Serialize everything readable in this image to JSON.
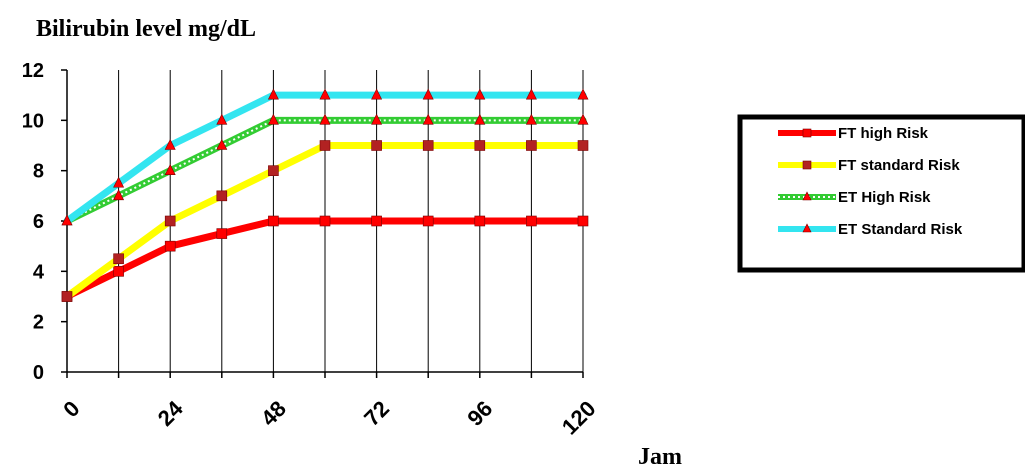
{
  "chart_data": {
    "type": "line",
    "title": "Bilirubin level mg/dL",
    "xlabel": "Jam",
    "ylabel": "",
    "x": [
      0,
      12,
      24,
      36,
      48,
      60,
      72,
      84,
      96,
      108,
      120
    ],
    "x_tick_labels": [
      "0",
      "24",
      "48",
      "72",
      "96",
      "120"
    ],
    "x_tick_values": [
      0,
      24,
      48,
      72,
      96,
      120
    ],
    "y_tick_labels": [
      "0",
      "2",
      "4",
      "6",
      "8",
      "10",
      "12"
    ],
    "ylim": [
      0,
      12
    ],
    "xlim": [
      0,
      120
    ],
    "grid": "vertical",
    "legend_position": "right",
    "series": [
      {
        "name": "FT high Risk",
        "color": "#ff0000",
        "marker": "square",
        "marker_color": "#ff0000",
        "values": [
          3,
          4,
          5,
          5.5,
          6,
          6,
          6,
          6,
          6,
          6,
          6
        ]
      },
      {
        "name": "FT standard Risk",
        "color": "#ffff00",
        "marker": "square",
        "marker_color": "#b22222",
        "values": [
          3,
          4.5,
          6,
          7,
          8,
          9,
          9,
          9,
          9,
          9,
          9
        ]
      },
      {
        "name": "ET High Risk",
        "color": "#33cc33",
        "marker": "triangle",
        "marker_color": "#ff0000",
        "values": [
          6,
          7,
          8,
          9,
          10,
          10,
          10,
          10,
          10,
          10,
          10
        ]
      },
      {
        "name": "ET Standard Risk",
        "color": "#33e5f0",
        "marker": "triangle",
        "marker_color": "#ff0000",
        "values": [
          6,
          7.5,
          9,
          10,
          11,
          11,
          11,
          11,
          11,
          11,
          11
        ]
      }
    ]
  }
}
══════════════════════════════
GIVEN INSTRUCTION:
Strip out the images, then output the records above word for word.

SOLVED EXERCISE:
Serialize everything readable in this image to JSON.
{
  "chart_data": {
    "type": "line",
    "title": "Bilirubin level mg/dL",
    "xlabel": "Jam",
    "ylabel": "",
    "x": [
      0,
      12,
      24,
      36,
      48,
      60,
      72,
      84,
      96,
      108,
      120
    ],
    "x_tick_labels": [
      "0",
      "24",
      "48",
      "72",
      "96",
      "120"
    ],
    "x_tick_values": [
      0,
      24,
      48,
      72,
      96,
      120
    ],
    "y_tick_labels": [
      "0",
      "2",
      "4",
      "6",
      "8",
      "10",
      "12"
    ],
    "ylim": [
      0,
      12
    ],
    "xlim": [
      0,
      120
    ],
    "grid": "vertical",
    "legend_position": "right",
    "series": [
      {
        "name": "FT high Risk",
        "color": "#ff0000",
        "marker": "square",
        "marker_color": "#ff0000",
        "values": [
          3,
          4,
          5,
          5.5,
          6,
          6,
          6,
          6,
          6,
          6,
          6
        ]
      },
      {
        "name": "FT standard Risk",
        "color": "#ffff00",
        "marker": "square",
        "marker_color": "#b22222",
        "values": [
          3,
          4.5,
          6,
          7,
          8,
          9,
          9,
          9,
          9,
          9,
          9
        ]
      },
      {
        "name": "ET High Risk",
        "color": "#33cc33",
        "marker": "triangle",
        "marker_color": "#ff0000",
        "values": [
          6,
          7,
          8,
          9,
          10,
          10,
          10,
          10,
          10,
          10,
          10
        ]
      },
      {
        "name": "ET Standard Risk",
        "color": "#33e5f0",
        "marker": "triangle",
        "marker_color": "#ff0000",
        "values": [
          6,
          7.5,
          9,
          10,
          11,
          11,
          11,
          11,
          11,
          11,
          11
        ]
      }
    ]
  }
}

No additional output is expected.